_OBJECTIVE_
Check every line below for the word "place" and show those that hold it.

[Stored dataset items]
+++++
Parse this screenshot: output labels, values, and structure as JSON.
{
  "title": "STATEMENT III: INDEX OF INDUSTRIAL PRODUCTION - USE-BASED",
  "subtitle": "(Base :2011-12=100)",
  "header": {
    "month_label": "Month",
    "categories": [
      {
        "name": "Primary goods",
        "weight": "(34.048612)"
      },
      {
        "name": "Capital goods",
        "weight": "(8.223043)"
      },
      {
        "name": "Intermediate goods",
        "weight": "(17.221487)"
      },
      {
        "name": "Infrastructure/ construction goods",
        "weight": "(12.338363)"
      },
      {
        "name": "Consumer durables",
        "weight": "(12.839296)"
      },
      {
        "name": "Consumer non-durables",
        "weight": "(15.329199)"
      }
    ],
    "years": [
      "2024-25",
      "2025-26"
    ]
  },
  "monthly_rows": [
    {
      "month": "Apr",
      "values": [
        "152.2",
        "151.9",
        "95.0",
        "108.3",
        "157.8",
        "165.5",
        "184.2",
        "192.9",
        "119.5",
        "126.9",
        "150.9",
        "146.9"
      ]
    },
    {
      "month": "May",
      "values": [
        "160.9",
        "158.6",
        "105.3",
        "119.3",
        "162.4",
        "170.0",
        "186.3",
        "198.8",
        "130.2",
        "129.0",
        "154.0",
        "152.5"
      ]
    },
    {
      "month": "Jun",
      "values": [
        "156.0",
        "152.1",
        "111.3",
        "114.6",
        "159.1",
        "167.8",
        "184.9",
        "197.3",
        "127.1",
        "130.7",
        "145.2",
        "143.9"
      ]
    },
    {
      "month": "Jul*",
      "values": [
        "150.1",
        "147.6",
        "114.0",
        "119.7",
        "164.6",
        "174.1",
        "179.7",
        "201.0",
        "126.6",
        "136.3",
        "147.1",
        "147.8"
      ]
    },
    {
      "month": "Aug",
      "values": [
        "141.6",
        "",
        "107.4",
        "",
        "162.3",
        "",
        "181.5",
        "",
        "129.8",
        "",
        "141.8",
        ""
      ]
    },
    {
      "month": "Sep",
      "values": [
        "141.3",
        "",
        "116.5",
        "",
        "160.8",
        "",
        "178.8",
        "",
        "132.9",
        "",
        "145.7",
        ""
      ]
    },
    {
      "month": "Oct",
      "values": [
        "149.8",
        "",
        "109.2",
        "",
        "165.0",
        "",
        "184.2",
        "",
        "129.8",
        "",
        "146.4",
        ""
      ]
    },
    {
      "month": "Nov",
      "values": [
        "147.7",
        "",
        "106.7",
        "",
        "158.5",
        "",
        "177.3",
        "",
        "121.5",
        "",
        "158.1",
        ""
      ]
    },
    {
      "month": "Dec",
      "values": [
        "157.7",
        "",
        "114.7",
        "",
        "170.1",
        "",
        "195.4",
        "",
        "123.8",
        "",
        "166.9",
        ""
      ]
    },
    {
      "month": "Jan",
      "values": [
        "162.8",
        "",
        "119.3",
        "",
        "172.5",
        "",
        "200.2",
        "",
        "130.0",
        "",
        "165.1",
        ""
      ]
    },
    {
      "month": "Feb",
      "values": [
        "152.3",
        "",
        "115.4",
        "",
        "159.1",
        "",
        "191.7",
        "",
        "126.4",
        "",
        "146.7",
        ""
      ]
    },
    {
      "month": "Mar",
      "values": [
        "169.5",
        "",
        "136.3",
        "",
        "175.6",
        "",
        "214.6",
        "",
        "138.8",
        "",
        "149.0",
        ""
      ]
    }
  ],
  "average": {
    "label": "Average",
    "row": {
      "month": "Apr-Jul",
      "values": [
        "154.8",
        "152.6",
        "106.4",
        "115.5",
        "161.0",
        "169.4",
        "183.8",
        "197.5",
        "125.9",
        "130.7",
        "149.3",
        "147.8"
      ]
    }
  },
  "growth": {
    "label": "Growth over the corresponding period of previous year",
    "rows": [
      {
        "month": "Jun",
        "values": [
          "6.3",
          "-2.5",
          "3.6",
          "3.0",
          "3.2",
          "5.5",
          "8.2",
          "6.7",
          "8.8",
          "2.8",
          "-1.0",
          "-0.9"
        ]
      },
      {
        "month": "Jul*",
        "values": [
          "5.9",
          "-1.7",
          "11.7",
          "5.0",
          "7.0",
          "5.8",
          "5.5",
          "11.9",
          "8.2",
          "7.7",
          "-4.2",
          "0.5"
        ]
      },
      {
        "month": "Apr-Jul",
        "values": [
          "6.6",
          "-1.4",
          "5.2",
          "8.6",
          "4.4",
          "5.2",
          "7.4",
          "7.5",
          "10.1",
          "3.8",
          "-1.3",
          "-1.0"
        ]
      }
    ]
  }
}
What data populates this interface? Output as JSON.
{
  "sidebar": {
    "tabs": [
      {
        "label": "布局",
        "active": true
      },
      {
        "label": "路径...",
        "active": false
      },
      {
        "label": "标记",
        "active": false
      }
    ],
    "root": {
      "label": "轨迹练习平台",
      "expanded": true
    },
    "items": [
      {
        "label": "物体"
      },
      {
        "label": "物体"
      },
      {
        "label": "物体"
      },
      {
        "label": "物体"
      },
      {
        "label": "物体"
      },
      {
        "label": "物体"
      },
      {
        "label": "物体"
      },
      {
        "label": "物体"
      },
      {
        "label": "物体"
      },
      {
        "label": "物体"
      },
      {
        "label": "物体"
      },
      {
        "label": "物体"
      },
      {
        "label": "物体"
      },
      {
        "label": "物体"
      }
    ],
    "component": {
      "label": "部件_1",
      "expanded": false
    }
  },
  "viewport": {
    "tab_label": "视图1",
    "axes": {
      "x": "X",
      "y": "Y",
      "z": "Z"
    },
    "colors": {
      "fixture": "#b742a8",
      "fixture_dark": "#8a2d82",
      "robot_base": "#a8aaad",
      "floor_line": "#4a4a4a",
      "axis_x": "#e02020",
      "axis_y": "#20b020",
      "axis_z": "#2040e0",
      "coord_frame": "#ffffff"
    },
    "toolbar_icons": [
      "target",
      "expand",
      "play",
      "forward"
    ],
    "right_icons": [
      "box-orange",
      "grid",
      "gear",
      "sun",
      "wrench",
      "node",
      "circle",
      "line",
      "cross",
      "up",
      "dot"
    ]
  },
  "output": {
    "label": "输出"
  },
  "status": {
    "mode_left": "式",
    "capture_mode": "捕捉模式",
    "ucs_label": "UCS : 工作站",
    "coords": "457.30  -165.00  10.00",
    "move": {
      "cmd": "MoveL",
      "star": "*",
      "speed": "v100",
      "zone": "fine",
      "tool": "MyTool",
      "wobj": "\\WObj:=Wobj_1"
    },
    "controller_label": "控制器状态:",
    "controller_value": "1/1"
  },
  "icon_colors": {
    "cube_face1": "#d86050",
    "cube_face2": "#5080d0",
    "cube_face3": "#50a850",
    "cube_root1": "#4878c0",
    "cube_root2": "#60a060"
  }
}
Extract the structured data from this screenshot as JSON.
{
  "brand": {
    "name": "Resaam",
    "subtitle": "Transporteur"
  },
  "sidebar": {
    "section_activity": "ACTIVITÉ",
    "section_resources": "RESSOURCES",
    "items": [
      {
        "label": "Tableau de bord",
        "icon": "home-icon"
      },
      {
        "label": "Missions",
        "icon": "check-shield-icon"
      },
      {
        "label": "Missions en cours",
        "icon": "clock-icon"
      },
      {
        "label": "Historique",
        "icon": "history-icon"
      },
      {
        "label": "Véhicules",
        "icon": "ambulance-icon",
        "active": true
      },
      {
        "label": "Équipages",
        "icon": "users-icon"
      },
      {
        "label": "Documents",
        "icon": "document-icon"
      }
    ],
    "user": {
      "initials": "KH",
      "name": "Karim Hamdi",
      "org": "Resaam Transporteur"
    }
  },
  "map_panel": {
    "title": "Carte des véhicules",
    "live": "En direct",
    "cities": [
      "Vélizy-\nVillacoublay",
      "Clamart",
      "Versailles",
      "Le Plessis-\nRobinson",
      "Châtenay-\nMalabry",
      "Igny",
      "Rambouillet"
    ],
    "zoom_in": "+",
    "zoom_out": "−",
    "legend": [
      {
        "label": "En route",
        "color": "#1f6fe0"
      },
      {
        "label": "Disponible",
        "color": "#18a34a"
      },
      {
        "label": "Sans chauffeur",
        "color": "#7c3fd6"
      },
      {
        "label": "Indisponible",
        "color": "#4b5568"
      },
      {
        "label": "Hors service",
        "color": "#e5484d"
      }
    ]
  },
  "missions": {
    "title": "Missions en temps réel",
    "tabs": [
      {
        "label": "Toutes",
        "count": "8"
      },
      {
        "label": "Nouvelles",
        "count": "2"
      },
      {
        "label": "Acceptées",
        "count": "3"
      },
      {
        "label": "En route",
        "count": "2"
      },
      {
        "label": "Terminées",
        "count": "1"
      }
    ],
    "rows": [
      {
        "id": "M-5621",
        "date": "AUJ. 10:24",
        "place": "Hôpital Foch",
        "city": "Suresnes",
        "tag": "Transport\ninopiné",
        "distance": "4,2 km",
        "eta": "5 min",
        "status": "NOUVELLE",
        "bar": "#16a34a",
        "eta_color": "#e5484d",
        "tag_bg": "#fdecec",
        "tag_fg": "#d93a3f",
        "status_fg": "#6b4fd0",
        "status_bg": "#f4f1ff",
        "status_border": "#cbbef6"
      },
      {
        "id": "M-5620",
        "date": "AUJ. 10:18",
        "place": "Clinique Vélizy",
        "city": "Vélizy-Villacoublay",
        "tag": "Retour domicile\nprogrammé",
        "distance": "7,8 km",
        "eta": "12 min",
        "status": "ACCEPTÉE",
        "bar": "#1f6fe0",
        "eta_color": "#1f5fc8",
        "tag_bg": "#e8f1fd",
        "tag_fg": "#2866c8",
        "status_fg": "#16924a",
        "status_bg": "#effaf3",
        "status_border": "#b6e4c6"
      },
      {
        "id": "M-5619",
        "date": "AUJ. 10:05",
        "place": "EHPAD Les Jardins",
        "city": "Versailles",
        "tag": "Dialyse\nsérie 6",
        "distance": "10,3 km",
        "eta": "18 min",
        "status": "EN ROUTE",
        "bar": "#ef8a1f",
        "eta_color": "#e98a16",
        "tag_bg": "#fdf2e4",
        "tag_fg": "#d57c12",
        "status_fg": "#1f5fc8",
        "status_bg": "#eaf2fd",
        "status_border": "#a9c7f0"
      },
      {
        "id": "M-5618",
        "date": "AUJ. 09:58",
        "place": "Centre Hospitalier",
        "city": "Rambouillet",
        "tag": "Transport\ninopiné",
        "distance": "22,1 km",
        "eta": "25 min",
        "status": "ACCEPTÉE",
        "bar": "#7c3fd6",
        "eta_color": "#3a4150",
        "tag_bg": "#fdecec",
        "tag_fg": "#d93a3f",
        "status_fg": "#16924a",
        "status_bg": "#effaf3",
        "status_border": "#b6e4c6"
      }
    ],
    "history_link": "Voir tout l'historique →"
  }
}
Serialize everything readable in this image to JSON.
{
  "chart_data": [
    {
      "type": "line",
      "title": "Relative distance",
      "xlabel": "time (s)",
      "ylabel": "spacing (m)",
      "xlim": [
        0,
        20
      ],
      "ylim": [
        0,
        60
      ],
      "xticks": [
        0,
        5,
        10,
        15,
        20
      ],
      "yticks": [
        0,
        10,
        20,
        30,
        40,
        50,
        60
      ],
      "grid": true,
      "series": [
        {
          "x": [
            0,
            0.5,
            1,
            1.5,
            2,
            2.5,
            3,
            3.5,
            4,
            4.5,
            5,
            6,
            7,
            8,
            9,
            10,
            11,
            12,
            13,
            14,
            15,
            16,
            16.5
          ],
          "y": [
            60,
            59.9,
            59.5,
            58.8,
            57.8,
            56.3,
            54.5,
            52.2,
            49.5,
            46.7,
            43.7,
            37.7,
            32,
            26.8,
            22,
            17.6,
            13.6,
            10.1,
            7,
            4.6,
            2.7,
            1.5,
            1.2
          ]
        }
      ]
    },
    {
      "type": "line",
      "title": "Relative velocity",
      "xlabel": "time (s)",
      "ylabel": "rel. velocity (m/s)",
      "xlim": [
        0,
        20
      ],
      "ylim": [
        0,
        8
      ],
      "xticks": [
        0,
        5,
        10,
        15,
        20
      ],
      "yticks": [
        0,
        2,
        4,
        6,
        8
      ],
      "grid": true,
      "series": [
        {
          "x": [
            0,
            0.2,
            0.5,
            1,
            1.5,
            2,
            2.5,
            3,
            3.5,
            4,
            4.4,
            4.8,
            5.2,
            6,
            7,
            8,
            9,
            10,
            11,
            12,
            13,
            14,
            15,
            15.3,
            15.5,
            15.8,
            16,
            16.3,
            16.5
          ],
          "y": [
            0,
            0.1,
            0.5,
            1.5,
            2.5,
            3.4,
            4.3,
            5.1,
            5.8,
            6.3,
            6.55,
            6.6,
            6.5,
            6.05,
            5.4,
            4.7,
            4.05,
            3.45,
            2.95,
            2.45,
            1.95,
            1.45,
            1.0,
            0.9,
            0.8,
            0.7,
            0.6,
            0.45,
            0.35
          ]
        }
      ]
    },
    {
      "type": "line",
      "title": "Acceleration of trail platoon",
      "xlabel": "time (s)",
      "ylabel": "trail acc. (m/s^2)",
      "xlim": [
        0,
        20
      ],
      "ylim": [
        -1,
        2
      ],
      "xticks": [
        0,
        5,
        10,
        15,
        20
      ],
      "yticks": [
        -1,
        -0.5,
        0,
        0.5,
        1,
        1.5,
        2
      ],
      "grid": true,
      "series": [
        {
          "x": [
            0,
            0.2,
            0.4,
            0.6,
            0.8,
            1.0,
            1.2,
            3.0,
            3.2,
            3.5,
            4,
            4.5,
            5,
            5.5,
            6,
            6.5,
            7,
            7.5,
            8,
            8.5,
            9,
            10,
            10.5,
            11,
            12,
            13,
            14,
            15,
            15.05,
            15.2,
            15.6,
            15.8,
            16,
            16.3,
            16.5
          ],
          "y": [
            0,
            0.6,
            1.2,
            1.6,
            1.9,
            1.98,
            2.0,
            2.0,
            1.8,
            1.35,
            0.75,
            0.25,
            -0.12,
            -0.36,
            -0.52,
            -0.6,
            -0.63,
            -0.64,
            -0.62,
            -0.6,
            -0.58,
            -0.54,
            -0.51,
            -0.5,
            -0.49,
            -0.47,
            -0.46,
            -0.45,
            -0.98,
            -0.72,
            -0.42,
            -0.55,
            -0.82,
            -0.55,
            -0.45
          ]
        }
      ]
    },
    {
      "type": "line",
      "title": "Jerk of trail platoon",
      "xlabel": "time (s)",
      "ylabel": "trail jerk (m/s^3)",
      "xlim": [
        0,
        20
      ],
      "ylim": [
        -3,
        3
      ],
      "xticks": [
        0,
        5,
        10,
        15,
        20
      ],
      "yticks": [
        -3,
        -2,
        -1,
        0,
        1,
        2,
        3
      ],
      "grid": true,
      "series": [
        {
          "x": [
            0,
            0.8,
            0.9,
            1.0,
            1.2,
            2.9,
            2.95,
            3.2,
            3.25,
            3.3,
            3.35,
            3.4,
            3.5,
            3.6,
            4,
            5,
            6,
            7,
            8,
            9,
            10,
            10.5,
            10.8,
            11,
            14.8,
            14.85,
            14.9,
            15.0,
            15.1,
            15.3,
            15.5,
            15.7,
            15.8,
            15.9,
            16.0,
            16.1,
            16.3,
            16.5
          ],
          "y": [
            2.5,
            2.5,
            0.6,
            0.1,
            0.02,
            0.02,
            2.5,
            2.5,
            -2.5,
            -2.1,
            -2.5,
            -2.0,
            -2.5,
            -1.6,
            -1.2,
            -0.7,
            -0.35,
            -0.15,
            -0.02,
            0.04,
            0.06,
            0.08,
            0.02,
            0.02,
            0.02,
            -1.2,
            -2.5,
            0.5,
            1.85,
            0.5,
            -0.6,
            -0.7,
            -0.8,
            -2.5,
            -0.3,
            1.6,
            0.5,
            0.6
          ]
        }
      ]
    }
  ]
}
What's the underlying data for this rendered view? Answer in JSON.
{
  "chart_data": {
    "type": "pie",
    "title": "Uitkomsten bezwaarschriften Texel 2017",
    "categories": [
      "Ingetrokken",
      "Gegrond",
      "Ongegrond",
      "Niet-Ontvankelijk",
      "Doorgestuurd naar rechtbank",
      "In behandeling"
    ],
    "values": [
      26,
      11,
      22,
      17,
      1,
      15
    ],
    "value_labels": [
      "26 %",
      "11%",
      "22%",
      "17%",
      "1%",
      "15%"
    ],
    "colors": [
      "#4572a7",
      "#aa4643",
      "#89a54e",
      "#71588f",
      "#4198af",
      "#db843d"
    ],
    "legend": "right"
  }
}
+++++
_SOLUTION BELOW_
        "place": "Hôpital Foch",
        "place": "Clinique Vélizy",
        "place": "EHPAD Les Jardins",
        "place": "Centre Hospitalier",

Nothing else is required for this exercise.